(PAGE EXTRACT begins)
At least 40 people were killed and 90 wounded in a series of explosions in the center of the northern Syrian city of Aleppo on Wednesday, the Syrian Observatory for Human Rights said, citing medical sources.
State television said four blasts ripped through Aleppo's main Saadallah al-Jabiri Square and a fifth struck a few hundred meters away, on the fringes of the Old City where rebels and forces loyal to President Bashar Assad have been fighting.
There were no immediate details on the nature of the blasts, which activists said were likely caused by car bombs.
The northern city of Aleppo, Syria's commercial hub and largest city, has seen intensified fighting between regime forces and rebels trying to oust President Bashar Assad, especially after the fighters launched a new offensive last week.
Syrian TV reported the triple bombings at the Saadallah al-Jabri square, describing them as the work of "terrorists." Authorities refer to rebels fighting to topple Assad as terrorists and armed gangs.
The TV did not provide further details.
Aleppo-based activist Mohammad Saeed said the explosions went off minutes apart at one of the city's main squares. He said the blasts appear to have been caused by car bombs and were followed by clashes and heavy gunfire.
The area is controlled by government forces and there is a military club nearby which activists said may have been the target.
(PAGE EXTRACT ends)
**TASK INSTRUCTIONS:**
**a.** From the Aleppo bombing report, extract the passage from "Syrian TV reported" to "and heavy gunfire.".
**b.** Answer these questions using the Aleppo bombing report.
(i) How many people were wounded, according to the Syrian Observatory for Human Rights?
(ii) Besides being Syria's largest city, how is Aleppo described?
(iii) What nearby site did activists say may have been the target?
(DATASET ENTRIES begins)
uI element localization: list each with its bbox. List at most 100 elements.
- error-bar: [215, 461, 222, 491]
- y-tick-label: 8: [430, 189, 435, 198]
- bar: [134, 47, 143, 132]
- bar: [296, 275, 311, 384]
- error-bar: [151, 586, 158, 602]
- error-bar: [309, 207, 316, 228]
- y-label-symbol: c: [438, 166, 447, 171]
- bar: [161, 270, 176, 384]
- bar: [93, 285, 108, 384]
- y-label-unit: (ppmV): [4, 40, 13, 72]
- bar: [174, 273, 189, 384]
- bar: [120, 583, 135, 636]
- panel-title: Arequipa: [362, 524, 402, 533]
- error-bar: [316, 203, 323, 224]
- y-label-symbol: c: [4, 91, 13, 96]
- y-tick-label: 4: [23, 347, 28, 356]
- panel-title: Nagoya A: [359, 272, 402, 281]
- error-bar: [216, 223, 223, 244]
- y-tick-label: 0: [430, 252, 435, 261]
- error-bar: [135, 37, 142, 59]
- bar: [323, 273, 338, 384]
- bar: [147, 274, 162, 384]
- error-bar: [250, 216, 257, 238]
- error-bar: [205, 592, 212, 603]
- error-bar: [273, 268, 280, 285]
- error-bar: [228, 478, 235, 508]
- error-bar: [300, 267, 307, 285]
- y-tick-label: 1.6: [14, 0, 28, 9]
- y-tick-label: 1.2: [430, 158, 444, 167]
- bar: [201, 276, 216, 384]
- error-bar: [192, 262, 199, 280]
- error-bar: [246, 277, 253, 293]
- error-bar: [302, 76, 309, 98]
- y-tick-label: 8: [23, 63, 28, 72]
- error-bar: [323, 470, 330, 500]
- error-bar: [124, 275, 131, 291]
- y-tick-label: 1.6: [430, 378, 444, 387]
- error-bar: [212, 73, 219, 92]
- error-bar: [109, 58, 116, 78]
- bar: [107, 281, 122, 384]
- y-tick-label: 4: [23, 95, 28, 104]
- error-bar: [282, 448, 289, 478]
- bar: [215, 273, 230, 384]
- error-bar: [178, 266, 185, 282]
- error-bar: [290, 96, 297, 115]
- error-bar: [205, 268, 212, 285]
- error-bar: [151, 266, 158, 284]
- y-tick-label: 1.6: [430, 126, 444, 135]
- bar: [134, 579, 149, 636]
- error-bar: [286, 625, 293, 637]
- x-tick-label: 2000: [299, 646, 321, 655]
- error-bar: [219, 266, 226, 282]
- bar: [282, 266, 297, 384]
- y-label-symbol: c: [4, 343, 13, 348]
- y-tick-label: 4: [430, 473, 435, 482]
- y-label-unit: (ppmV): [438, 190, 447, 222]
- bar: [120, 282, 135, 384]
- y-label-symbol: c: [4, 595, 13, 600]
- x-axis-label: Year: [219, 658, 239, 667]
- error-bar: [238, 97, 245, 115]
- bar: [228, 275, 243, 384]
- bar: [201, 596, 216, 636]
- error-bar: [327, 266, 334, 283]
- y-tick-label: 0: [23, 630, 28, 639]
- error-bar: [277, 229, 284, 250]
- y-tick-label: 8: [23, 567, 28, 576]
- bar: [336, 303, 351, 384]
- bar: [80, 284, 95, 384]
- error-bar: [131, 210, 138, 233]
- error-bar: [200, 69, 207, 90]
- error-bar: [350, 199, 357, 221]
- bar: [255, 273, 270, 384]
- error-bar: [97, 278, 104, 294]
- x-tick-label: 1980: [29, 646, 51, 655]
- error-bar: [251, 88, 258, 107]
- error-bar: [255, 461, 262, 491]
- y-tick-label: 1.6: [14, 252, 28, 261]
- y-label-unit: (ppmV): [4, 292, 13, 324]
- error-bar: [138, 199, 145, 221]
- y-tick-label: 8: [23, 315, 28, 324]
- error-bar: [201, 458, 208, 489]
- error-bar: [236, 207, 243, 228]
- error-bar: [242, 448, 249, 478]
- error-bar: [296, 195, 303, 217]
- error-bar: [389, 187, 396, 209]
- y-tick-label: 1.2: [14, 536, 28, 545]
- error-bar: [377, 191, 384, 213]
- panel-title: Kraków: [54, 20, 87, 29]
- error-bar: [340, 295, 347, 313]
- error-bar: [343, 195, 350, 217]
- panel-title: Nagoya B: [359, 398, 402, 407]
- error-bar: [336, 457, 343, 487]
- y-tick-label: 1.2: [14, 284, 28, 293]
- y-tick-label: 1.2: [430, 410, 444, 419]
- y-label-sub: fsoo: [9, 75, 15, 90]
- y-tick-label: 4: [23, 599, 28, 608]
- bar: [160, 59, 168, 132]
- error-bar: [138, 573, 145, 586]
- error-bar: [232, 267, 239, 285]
(DATASET ENTRIES ends)
**PROBLEM SOLUTIONS:**
**a.**
Syrian TV reported the triple bombings at the Saadallah al-Jabri square, describing them as the work of "terrorists." Authorities refer to rebels fighting to topple Assad as terrorists and armed gangs.
The TV did not provide further details.
Aleppo-based activist Mohammad Saeed said the explosions went off minutes apart at one of the city's main squares. He said the blasts appear to have been caused by car bombs and were followed by clashes and heavy gunfire.

**b.**
(i) 90
(ii) Syria's commercial hub
(iii) A military club